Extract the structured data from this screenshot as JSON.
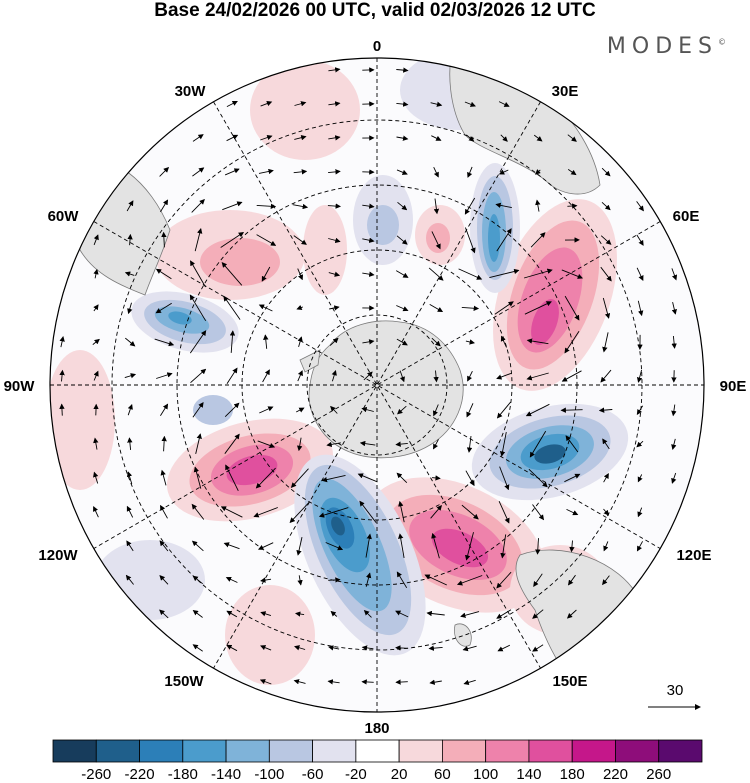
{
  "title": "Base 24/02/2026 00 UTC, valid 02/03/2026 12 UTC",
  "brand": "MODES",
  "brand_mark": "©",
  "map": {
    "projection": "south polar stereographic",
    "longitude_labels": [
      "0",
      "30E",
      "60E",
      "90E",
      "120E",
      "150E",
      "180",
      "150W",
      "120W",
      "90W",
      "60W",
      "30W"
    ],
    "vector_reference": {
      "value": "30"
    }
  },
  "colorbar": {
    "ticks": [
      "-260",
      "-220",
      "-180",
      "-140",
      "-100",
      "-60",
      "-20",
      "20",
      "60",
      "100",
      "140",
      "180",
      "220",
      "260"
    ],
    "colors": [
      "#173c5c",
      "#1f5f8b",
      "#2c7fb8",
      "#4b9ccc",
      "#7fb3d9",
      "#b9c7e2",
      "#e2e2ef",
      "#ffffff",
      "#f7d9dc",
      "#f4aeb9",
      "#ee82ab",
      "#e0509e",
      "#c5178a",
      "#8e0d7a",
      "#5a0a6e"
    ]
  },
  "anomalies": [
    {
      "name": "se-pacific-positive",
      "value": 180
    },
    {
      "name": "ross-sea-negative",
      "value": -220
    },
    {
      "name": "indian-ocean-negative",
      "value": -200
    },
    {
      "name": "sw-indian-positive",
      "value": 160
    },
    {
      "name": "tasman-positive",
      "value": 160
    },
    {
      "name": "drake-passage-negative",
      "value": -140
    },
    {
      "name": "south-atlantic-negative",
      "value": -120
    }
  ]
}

****

- _Goal_
Count every line above that holds the word "positive", and state the number and nothing more.

- _Exercise response_
3